Provided data:
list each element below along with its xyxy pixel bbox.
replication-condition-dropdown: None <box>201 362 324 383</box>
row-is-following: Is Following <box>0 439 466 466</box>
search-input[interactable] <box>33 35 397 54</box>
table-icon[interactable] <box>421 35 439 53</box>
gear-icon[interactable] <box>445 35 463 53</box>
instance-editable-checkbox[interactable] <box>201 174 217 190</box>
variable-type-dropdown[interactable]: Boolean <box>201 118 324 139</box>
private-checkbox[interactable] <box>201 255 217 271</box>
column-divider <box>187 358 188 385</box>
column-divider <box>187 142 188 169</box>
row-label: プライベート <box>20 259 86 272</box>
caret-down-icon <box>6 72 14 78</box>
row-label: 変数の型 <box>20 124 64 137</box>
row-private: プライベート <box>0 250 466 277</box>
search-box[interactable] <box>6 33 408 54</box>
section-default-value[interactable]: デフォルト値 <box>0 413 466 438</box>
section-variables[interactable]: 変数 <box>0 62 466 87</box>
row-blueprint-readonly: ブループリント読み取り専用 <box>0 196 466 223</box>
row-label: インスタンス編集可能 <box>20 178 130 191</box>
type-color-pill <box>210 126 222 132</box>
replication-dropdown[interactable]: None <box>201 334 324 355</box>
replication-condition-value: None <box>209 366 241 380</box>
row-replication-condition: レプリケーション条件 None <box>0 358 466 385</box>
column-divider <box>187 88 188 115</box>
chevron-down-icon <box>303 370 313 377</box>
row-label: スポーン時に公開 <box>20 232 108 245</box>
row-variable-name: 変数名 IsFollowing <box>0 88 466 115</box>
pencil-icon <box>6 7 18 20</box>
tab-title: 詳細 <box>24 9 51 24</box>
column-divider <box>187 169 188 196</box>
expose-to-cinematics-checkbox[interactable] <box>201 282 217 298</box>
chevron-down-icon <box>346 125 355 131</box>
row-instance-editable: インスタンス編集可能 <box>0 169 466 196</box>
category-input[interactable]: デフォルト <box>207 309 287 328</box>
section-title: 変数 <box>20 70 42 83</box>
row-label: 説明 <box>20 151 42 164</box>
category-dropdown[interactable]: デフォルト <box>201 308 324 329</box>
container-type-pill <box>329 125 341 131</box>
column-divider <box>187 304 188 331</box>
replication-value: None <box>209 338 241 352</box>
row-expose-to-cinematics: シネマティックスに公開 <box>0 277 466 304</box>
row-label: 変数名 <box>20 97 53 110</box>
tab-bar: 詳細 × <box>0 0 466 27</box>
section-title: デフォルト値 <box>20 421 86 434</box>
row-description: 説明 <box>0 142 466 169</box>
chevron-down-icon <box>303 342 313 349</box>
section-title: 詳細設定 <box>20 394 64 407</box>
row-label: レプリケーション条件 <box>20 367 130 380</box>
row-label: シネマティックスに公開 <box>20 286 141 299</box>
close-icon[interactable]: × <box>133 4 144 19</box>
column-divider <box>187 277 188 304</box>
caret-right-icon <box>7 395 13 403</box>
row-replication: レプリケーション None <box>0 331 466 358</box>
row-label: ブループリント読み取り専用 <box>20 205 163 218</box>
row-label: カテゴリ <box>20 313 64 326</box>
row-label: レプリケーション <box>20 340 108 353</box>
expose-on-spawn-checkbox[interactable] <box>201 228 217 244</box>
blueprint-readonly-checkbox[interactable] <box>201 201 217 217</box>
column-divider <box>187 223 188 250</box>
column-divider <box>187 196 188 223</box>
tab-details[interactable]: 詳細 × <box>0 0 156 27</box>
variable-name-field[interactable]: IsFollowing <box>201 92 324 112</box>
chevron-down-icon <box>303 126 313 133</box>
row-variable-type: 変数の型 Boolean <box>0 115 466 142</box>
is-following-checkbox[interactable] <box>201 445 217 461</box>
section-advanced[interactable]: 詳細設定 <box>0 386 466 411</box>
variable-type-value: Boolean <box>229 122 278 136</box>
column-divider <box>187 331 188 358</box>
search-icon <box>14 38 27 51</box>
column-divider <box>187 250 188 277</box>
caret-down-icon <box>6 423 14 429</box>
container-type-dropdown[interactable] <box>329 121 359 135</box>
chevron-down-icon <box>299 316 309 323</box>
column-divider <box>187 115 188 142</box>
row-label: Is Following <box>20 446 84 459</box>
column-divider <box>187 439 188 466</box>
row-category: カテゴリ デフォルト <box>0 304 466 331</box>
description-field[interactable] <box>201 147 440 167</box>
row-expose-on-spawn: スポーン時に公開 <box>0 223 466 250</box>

Exercise brief:
Count the lines above that contain the string "Boolean", with case taken into account, and reply with only the number.

Final answer:
3